* [SUPPLIED MATERIAL]
>> START

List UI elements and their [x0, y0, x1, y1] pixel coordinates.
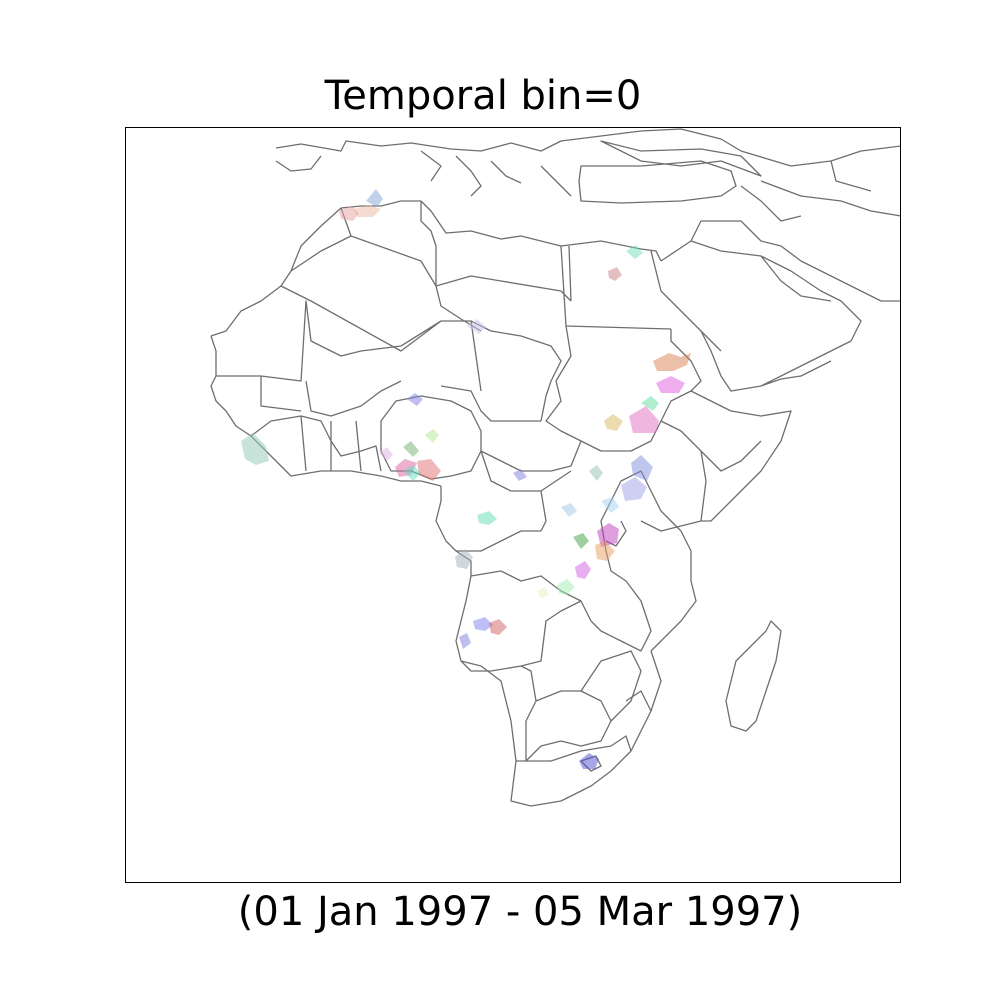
event-cluster-burundi-1: [595, 541, 615, 561]
sudan: [545, 325, 702, 452]
black-sea: [600, 140, 762, 177]
event-cluster-algeria-north-3: [353, 205, 381, 217]
gulf-states: [250, 415, 382, 472]
event-cluster-angola-3: [459, 633, 471, 649]
event-cluster-angola-1: [473, 617, 493, 631]
eastern-borders: [740, 145, 900, 222]
event-cluster-eritrea-1: [653, 353, 691, 371]
conflict-event-clusters: [241, 189, 691, 769]
event-cluster-south-africa-1: [579, 753, 599, 769]
event-cluster-nigeria-south-3: [403, 465, 421, 481]
mauritania-mali: [216, 300, 442, 417]
north-africa-outline: [340, 200, 662, 262]
event-cluster-drc-east-1: [601, 497, 619, 513]
ethiopia-somalia: [660, 390, 792, 522]
event-cluster-uganda-1: [589, 465, 603, 481]
nigeria: [380, 395, 482, 480]
arabia: [660, 220, 900, 392]
southern-interior: [520, 650, 652, 762]
event-cluster-israel-1: [626, 245, 643, 259]
event-cluster-rwanda-1: [597, 523, 619, 547]
niger-chad: [400, 320, 562, 422]
event-cluster-sierra-leone-1: [241, 433, 269, 465]
event-cluster-congo-1: [455, 549, 473, 569]
europe-borders: [275, 128, 742, 204]
event-cluster-niger-1: [467, 319, 486, 334]
event-cluster-algeria-north-2: [366, 189, 383, 207]
event-cluster-gabon-1: [477, 511, 497, 525]
morocco: [210, 207, 352, 337]
event-cluster-drc-3: [575, 561, 591, 579]
event-cluster-drc-2: [573, 533, 589, 549]
date-range-subtitle: (01 Jan 1997 - 05 Mar 1997): [237, 889, 803, 935]
event-cluster-uganda-3: [621, 477, 647, 501]
event-cluster-sudan-south-1: [604, 414, 623, 431]
event-cluster-drc-1: [561, 503, 577, 517]
event-cluster-uganda-2: [631, 455, 653, 481]
event-cluster-nigeria-north-1: [407, 393, 423, 406]
event-cluster-sudan-south-2: [629, 406, 659, 433]
map-title: Temporal bin=0: [324, 73, 642, 119]
event-cluster-nigeria-1: [425, 429, 439, 443]
map-frame: [125, 127, 901, 883]
libya-egypt: [435, 245, 722, 352]
event-cluster-drc-4: [557, 579, 575, 595]
africa-map: [210, 128, 900, 807]
event-cluster-nigeria-south-4: [417, 459, 441, 481]
event-cluster-egypt-1: [608, 267, 622, 281]
event-cluster-nigeria-south-2: [379, 447, 393, 461]
event-cluster-car-1: [513, 469, 527, 481]
angola-namibia: [455, 575, 662, 807]
east-lakes: [605, 470, 702, 652]
central-africa: [435, 440, 582, 552]
algeria: [280, 201, 482, 352]
event-cluster-ethiopia-west-1: [641, 396, 659, 411]
madagascar: [725, 620, 782, 732]
event-cluster-angola-2: [489, 619, 507, 635]
country-borders: [210, 128, 900, 807]
event-cluster-drc-5: [537, 587, 549, 599]
event-cluster-sudan-east-1: [656, 376, 685, 393]
event-cluster-nigeria-2: [403, 441, 419, 457]
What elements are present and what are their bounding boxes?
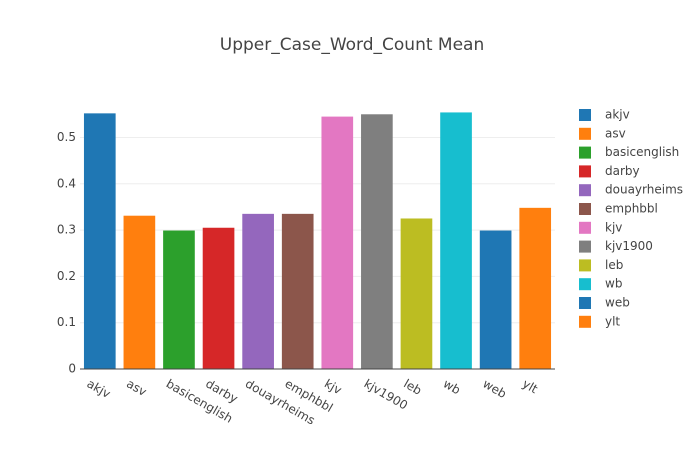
bar — [163, 230, 195, 369]
y-tick-label: 0.2 — [57, 269, 76, 283]
legend-label: ylt — [605, 314, 620, 328]
legend-swatch — [579, 240, 591, 253]
legend-label: web — [605, 296, 630, 310]
legend-label: darby — [605, 164, 640, 178]
bar — [202, 227, 235, 369]
bar — [83, 113, 116, 369]
legend-label: leb — [605, 258, 623, 272]
legend-label: wb — [605, 277, 622, 291]
legend-swatch — [579, 146, 591, 159]
bar — [519, 207, 552, 369]
y-tick-label: 0.1 — [57, 315, 76, 329]
legend-label: akjv — [605, 108, 630, 122]
legend-swatch — [579, 221, 591, 234]
x-tick-label: kjv — [322, 377, 344, 398]
x-tick-label: leb — [401, 377, 424, 398]
legend-swatch — [579, 203, 591, 215]
chart-title: Upper_Case_Word_Count Mean — [220, 35, 484, 55]
x-tick-label: wb — [441, 377, 463, 398]
y-tick-label: 0 — [68, 362, 76, 376]
bar — [479, 230, 512, 369]
bar — [361, 114, 393, 369]
legend-swatch — [579, 165, 591, 178]
legend-label: douayrheims — [605, 183, 683, 197]
legend-swatch — [579, 297, 591, 309]
legend-label: basicenglish — [605, 145, 679, 159]
legend-label: kjv1900 — [605, 239, 653, 253]
legend-swatch — [579, 278, 591, 291]
y-tick-label: 0.4 — [57, 176, 76, 190]
y-tick-label: 0.5 — [57, 130, 76, 144]
legend-swatch — [579, 109, 591, 121]
legend-label: emphbbl — [605, 202, 658, 216]
bar — [242, 213, 274, 369]
x-tick-label: akjv — [85, 377, 113, 401]
legend-label: kjv — [605, 220, 622, 234]
legend-label: asv — [605, 126, 626, 140]
bar — [400, 218, 433, 369]
legend-swatch — [579, 184, 591, 197]
bar — [123, 215, 156, 369]
bar — [321, 116, 354, 369]
y-tick-label: 0.3 — [57, 223, 76, 237]
legend-swatch — [579, 259, 591, 272]
legend-swatch — [579, 127, 591, 140]
legend-swatch — [579, 315, 591, 328]
x-tick-label: ylt — [520, 377, 540, 397]
x-tick-label: asv — [124, 377, 149, 399]
x-tick-label: kjv1900 — [362, 377, 411, 413]
bar — [281, 213, 314, 369]
bar — [440, 112, 472, 369]
x-tick-label: web — [480, 377, 509, 402]
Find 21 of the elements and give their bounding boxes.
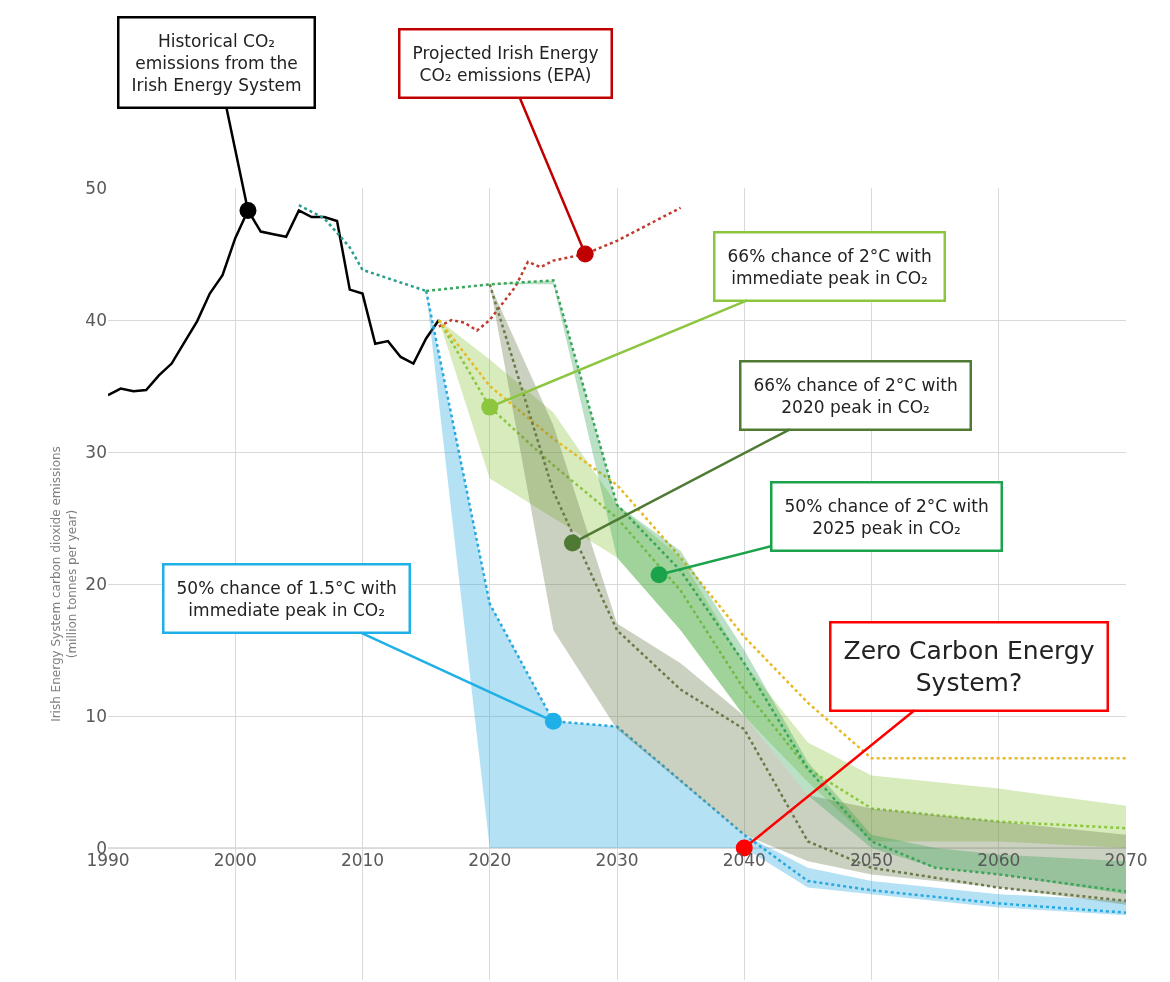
x-tick-label: 2010 [340,850,385,870]
y-tick-label: 30 [85,441,107,462]
y-tick-label: 40 [85,309,107,330]
x-tick-label: 2020 [468,850,512,870]
x-tick-label: 2040 [722,850,766,870]
y-tick-label: 10 [85,705,107,726]
x-tick-label: 2070 [1104,850,1148,870]
x-tick-label: 2030 [595,850,639,870]
annotation: 66% chance of 2°C with immediate peak in CO₂ [727,245,932,288]
x-tick-label: 2000 [213,850,257,870]
y-tick-label: 20 [85,573,107,594]
annotation: Projected Irish Energy CO₂ emissions (EPA) [412,42,599,85]
annotation: 66% chance of 2°C with 2020 peak in CO₂ [753,374,958,417]
x-tick-label: 2060 [977,850,1021,870]
x-tick-label: 2050 [849,850,894,870]
annotation: 50% chance of 2°C with 2025 peak in CO₂ [784,495,989,538]
y-tick-label: 50 [85,177,107,198]
annotation: 50% chance of 1.5°C with immediate peak in CO₂ [176,577,397,620]
y-axis-title: Irish Energy System carbon dioxide emissions (million tonnes per year) [49,446,79,722]
annotation: Historical CO₂ emissions from the Irish Energy System [131,30,302,95]
annotation: Zero Carbon Energy System? [843,635,1095,697]
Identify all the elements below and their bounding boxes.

>> END

* [WHAT YOU WILL DO]
Return each line from the rows above that contains the string "algeria", matching case exactly.

* [TASK SOLUTION]
event-cluster-algeria-north-3: [353, 205, 381, 217]
event-cluster-algeria-north-2: [366, 189, 383, 207]
algeria: [280, 201, 482, 352]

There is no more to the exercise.